→ Provided data:
****

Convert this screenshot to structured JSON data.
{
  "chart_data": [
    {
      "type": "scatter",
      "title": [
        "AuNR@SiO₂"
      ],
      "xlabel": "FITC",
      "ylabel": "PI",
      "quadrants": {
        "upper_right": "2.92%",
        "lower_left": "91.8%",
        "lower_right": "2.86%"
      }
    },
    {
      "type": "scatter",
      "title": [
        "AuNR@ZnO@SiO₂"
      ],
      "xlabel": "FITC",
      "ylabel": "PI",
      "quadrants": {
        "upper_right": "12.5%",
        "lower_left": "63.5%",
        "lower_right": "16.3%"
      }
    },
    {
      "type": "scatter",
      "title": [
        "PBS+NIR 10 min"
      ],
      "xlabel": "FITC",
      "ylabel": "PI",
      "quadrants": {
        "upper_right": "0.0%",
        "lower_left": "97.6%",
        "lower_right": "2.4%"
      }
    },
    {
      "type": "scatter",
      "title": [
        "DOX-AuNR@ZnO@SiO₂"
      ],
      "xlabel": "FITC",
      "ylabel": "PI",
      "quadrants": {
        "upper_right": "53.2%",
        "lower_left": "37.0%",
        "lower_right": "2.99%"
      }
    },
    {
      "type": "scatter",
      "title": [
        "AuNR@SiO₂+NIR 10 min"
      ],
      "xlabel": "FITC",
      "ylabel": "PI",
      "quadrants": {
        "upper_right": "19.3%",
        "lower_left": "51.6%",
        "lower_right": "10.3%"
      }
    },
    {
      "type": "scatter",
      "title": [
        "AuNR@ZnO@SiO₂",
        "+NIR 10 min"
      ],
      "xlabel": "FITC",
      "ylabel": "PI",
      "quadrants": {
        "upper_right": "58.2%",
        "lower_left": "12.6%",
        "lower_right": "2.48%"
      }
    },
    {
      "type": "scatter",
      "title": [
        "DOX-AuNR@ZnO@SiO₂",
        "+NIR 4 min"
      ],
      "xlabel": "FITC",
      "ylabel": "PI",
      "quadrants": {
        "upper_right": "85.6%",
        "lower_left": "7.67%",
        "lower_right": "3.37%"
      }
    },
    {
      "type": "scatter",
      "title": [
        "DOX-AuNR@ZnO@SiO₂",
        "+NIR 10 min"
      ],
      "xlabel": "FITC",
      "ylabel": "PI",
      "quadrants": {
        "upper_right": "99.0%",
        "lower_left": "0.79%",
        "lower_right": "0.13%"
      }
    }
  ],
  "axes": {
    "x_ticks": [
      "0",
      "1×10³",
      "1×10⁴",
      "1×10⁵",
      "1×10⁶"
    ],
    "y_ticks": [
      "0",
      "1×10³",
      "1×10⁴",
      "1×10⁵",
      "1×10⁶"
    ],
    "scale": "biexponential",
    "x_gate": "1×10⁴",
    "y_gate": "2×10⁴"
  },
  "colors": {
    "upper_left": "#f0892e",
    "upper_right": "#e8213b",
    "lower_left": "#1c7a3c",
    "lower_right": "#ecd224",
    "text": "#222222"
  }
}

****

Return what is listed above, exactly and completely.

→ Solution:
Convert this screenshot to structured JSON data.
{
  "chart_data": [
    {
      "type": "scatter",
      "title": [
        "AuNR@SiO₂"
      ],
      "xlabel": "FITC",
      "ylabel": "PI",
      "quadrants": {
        "upper_right": "2.92%",
        "lower_left": "91.8%",
        "lower_right": "2.86%"
      }
    },
    {
      "type": "scatter",
      "title": [
        "AuNR@ZnO@SiO₂"
      ],
      "xlabel": "FITC",
      "ylabel": "PI",
      "quadrants": {
        "upper_right": "12.5%",
        "lower_left": "63.5%",
        "lower_right": "16.3%"
      }
    },
    {
      "type": "scatter",
      "title": [
        "PBS+NIR 10 min"
      ],
      "xlabel": "FITC",
      "ylabel": "PI",
      "quadrants": {
        "upper_right": "0.0%",
        "lower_left": "97.6%",
        "lower_right": "2.4%"
      }
    },
    {
      "type": "scatter",
      "title": [
        "DOX-AuNR@ZnO@SiO₂"
      ],
      "xlabel": "FITC",
      "ylabel": "PI",
      "quadrants": {
        "upper_right": "53.2%",
        "lower_left": "37.0%",
        "lower_right": "2.99%"
      }
    },
    {
      "type": "scatter",
      "title": [
        "AuNR@SiO₂+NIR 10 min"
      ],
      "xlabel": "FITC",
      "ylabel": "PI",
      "quadrants": {
        "upper_right": "19.3%",
        "lower_left": "51.6%",
        "lower_right": "10.3%"
      }
    },
    {
      "type": "scatter",
      "title": [
        "AuNR@ZnO@SiO₂",
        "+NIR 10 min"
      ],
      "xlabel": "FITC",
      "ylabel": "PI",
      "quadrants": {
        "upper_right": "58.2%",
        "lower_left": "12.6%",
        "lower_right": "2.48%"
      }
    },
    {
      "type": "scatter",
      "title": [
        "DOX-AuNR@ZnO@SiO₂",
        "+NIR 4 min"
      ],
      "xlabel": "FITC",
      "ylabel": "PI",
      "quadrants": {
        "upper_right": "85.6%",
        "lower_left": "7.67%",
        "lower_right": "3.37%"
      }
    },
    {
      "type": "scatter",
      "title": [
        "DOX-AuNR@ZnO@SiO₂",
        "+NIR 10 min"
      ],
      "xlabel": "FITC",
      "ylabel": "PI",
      "quadrants": {
        "upper_right": "99.0%",
        "lower_left": "0.79%",
        "lower_right": "0.13%"
      }
    }
  ],
  "axes": {
    "x_ticks": [
      "0",
      "1×10³",
      "1×10⁴",
      "1×10⁵",
      "1×10⁶"
    ],
    "y_ticks": [
      "0",
      "1×10³",
      "1×10⁴",
      "1×10⁵",
      "1×10⁶"
    ],
    "scale": "biexponential",
    "x_gate": "1×10⁴",
    "y_gate": "2×10⁴"
  },
  "colors": {
    "upper_left": "#f0892e",
    "upper_right": "#e8213b",
    "lower_left": "#1c7a3c",
    "lower_right": "#ecd224",
    "text": "#222222"
  }
}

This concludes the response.